Instructions to follow> Convert every line of the records below into a Markdown table, omitting blank lines. Use two columns: Row, holding a running row number, and Line, holding the line itself.

Recorded information>
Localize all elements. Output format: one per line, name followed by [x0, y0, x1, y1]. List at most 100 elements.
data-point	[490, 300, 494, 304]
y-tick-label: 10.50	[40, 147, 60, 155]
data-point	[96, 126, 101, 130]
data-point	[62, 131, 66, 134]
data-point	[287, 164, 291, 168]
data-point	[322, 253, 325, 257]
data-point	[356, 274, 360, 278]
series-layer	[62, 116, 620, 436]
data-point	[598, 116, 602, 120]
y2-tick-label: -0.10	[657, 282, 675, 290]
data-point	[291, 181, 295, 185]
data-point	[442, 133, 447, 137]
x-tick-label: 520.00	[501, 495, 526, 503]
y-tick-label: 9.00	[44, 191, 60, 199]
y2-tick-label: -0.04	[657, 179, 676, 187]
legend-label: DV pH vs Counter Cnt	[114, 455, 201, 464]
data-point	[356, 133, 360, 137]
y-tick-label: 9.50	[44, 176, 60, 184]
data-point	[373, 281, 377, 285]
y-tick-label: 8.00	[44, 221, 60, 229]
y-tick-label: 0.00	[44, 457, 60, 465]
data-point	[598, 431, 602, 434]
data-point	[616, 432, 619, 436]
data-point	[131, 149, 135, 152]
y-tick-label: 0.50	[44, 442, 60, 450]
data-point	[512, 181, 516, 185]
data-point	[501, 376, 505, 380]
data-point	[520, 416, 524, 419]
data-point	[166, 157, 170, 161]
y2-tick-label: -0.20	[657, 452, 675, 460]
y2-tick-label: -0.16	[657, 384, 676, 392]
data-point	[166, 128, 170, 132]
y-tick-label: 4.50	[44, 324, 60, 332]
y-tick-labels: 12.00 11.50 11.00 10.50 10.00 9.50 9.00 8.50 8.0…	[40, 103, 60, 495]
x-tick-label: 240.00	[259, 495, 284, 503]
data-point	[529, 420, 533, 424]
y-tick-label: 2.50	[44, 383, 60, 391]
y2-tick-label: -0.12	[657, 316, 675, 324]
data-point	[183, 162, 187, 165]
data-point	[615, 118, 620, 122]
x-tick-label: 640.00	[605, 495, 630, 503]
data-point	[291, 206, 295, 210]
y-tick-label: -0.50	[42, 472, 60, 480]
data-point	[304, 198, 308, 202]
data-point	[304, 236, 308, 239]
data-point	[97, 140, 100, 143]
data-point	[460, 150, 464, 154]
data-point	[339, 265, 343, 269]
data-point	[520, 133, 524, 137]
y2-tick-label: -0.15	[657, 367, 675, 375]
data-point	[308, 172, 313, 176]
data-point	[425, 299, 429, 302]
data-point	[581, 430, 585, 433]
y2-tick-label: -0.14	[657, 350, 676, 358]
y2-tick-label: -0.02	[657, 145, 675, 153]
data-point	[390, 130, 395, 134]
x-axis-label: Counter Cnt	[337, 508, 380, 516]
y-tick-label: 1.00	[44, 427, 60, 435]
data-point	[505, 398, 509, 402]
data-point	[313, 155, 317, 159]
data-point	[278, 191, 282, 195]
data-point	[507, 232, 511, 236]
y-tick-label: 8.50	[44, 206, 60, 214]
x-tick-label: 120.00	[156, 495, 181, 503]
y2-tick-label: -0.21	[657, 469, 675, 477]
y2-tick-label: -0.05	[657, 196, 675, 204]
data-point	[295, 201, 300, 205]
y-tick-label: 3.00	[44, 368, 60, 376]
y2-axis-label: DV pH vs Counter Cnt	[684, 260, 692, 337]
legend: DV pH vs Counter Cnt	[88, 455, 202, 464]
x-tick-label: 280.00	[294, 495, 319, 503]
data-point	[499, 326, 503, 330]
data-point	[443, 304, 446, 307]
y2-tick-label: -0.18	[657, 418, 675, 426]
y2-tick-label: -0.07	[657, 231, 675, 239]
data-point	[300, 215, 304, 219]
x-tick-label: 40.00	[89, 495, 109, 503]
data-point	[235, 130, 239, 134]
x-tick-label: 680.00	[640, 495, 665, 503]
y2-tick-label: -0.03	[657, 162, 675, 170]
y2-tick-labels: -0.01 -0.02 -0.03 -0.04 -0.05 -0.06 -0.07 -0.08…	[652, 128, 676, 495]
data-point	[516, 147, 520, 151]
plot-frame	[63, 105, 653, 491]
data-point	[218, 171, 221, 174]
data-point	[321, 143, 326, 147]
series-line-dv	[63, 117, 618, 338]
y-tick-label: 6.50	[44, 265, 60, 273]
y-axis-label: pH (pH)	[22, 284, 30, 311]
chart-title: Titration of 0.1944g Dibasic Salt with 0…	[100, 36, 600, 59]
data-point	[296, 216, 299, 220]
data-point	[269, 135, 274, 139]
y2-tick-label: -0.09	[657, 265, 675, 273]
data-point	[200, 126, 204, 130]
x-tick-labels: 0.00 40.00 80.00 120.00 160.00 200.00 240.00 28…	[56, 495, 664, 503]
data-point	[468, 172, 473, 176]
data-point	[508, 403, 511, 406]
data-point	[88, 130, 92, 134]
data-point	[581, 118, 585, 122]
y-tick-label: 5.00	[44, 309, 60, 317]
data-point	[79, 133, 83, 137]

Response for this exercise>
| Row | Line |
|---|---|
| 1 | Localize all elements. Output format: one per line, name followed by [x0, y0, x1, y1]. List at most 100 elements. |
| 2 | data-point	[490, 300, 494, 304] |
| 3 | y-tick-label: 10.50	[40, 147, 60, 155] |
| 4 | data-point	[96, 126, 101, 130] |
| 5 | data-point	[62, 131, 66, 134] |
| 6 | data-point	[287, 164, 291, 168] |
| 7 | data-point	[322, 253, 325, 257] |
| 8 | data-point	[356, 274, 360, 278] |
| 9 | series-layer	[62, 116, 620, 436] |
| 10 | data-point	[598, 116, 602, 120] |
| 11 | y2-tick-label: -0.10	[657, 282, 675, 290] |
| 12 | data-point	[291, 181, 295, 185] |
| 13 | data-point	[442, 133, 447, 137] |
| 14 | x-tick-label: 520.00	[501, 495, 526, 503] |
| 15 | y-tick-label: 9.00	[44, 191, 60, 199] |
| 16 | y2-tick-label: -0.04	[657, 179, 676, 187] |
| 17 | legend-label: DV pH vs Counter Cnt	[114, 455, 201, 464] |
| 18 | data-point	[356, 133, 360, 137] |
| 19 | y-tick-label: 9.50	[44, 176, 60, 184] |
| 20 | data-point	[373, 281, 377, 285] |
| 21 | y-tick-label: 8.00	[44, 221, 60, 229] |
| 22 | y-tick-label: 0.00	[44, 457, 60, 465] |
| 23 | data-point	[598, 431, 602, 434] |
| 24 | data-point	[616, 432, 619, 436] |
| 25 | data-point	[131, 149, 135, 152] |
| 26 | y-tick-label: 0.50	[44, 442, 60, 450] |
| 27 | data-point	[512, 181, 516, 185] |
| 28 | data-point	[501, 376, 505, 380] |
| 29 | data-point	[520, 416, 524, 419] |
| 30 | data-point	[166, 157, 170, 161] |
| 31 | y2-tick-label: -0.20	[657, 452, 675, 460] |
| 32 | y2-tick-label: -0.16	[657, 384, 676, 392] |
| 33 | data-point	[166, 128, 170, 132] |
| 34 | y-tick-label: 4.50	[44, 324, 60, 332] |
| 35 | y-tick-labels: 12.00 11.50 11.00 10.50 10.00 9.50 9.00 8.50 8.0…	[40, 103, 60, 495] |
| 36 | x-tick-label: 240.00	[259, 495, 284, 503] |
| 37 | data-point	[529, 420, 533, 424] |
| 38 | y-tick-label: 2.50	[44, 383, 60, 391] |
| 39 | y2-tick-label: -0.12	[657, 316, 675, 324] |
| 40 | data-point	[183, 162, 187, 165] |
| 41 | data-point	[615, 118, 620, 122] |
| 42 | x-tick-label: 640.00	[605, 495, 630, 503] |
| 43 | data-point	[291, 206, 295, 210] |
| 44 | y-tick-label: -0.50	[42, 472, 60, 480] |
| 45 | data-point	[304, 198, 308, 202] |
| 46 | data-point	[304, 236, 308, 239] |
| 47 | data-point	[97, 140, 100, 143] |
| 48 | data-point	[460, 150, 464, 154] |
| 49 | data-point	[339, 265, 343, 269] |
| 50 | data-point	[520, 133, 524, 137] |
| 51 | y2-tick-label: -0.15	[657, 367, 675, 375] |
| 52 | data-point	[308, 172, 313, 176] |
| 53 | data-point	[425, 299, 429, 302] |
| 54 | data-point	[581, 430, 585, 433] |
| 55 | y2-tick-label: -0.14	[657, 350, 676, 358] |
| 56 | y2-tick-label: -0.02	[657, 145, 675, 153] |
| 57 | data-point	[390, 130, 395, 134] |
| 58 | x-axis-label: Counter Cnt	[337, 508, 380, 516] |
| 59 | y-tick-label: 1.00	[44, 427, 60, 435] |
| 60 | data-point	[505, 398, 509, 402] |
| 61 | data-point	[313, 155, 317, 159] |
| 62 | data-point	[278, 191, 282, 195] |
| 63 | data-point	[507, 232, 511, 236] |
| 64 | y-tick-label: 8.50	[44, 206, 60, 214] |
| 65 | x-tick-label: 120.00	[156, 495, 181, 503] |
| 66 | y2-tick-label: -0.21	[657, 469, 675, 477] |
| 67 | y2-tick-label: -0.05	[657, 196, 675, 204] |
| 68 | data-point	[295, 201, 300, 205] |
| 69 | y-tick-label: 3.00	[44, 368, 60, 376] |
| 70 | y2-axis-label: DV pH vs Counter Cnt	[684, 260, 692, 337] |
| 71 | legend: DV pH vs Counter Cnt	[88, 455, 202, 464] |
| 72 | x-tick-label: 280.00	[294, 495, 319, 503] |
| 73 | data-point	[499, 326, 503, 330] |
| 74 | data-point	[443, 304, 446, 307] |
| 75 | y2-tick-label: -0.18	[657, 418, 675, 426] |
| 76 | y2-tick-label: -0.07	[657, 231, 675, 239] |
| 77 | data-point	[300, 215, 304, 219] |
| 78 | x-tick-label: 40.00	[89, 495, 109, 503] |
| 79 | data-point	[235, 130, 239, 134] |
| 80 | x-tick-label: 680.00	[640, 495, 665, 503] |
| 81 | y2-tick-label: -0.03	[657, 162, 675, 170] |
| 82 | y2-tick-labels: -0.01 -0.02 -0.03 -0.04 -0.05 -0.06 -0.07 -0.08…	[652, 128, 676, 495] |
| 83 | data-point	[516, 147, 520, 151] |
| 84 | plot-frame	[63, 105, 653, 491] |
| 85 | data-point	[218, 171, 221, 174] |
| 86 | data-point	[321, 143, 326, 147] |
| 87 | series-line-dv	[63, 117, 618, 338] |
| 88 | y-tick-label: 6.50	[44, 265, 60, 273] |
| 89 | y-axis-label: pH (pH)	[22, 284, 30, 311] |
| 90 | chart-title: Titration of 0.1944g Dibasic Salt with 0…	[100, 36, 600, 59] |
| 91 | data-point	[296, 216, 299, 220] |
| 92 | data-point	[269, 135, 274, 139] |
| 93 | y2-tick-label: -0.09	[657, 265, 675, 273] |
| 94 | data-point	[200, 126, 204, 130] |
| 95 | x-tick-labels: 0.00 40.00 80.00 120.00 160.00 200.00 240.00 28…	[56, 495, 664, 503] |
| 96 | data-point	[468, 172, 473, 176] |
| 97 | data-point	[508, 403, 511, 406] |
| 98 | data-point	[88, 130, 92, 134] |
| 99 | data-point	[581, 118, 585, 122] |
| 100 | y-tick-label: 5.00	[44, 309, 60, 317] |
| 101 | data-point	[79, 133, 83, 137] |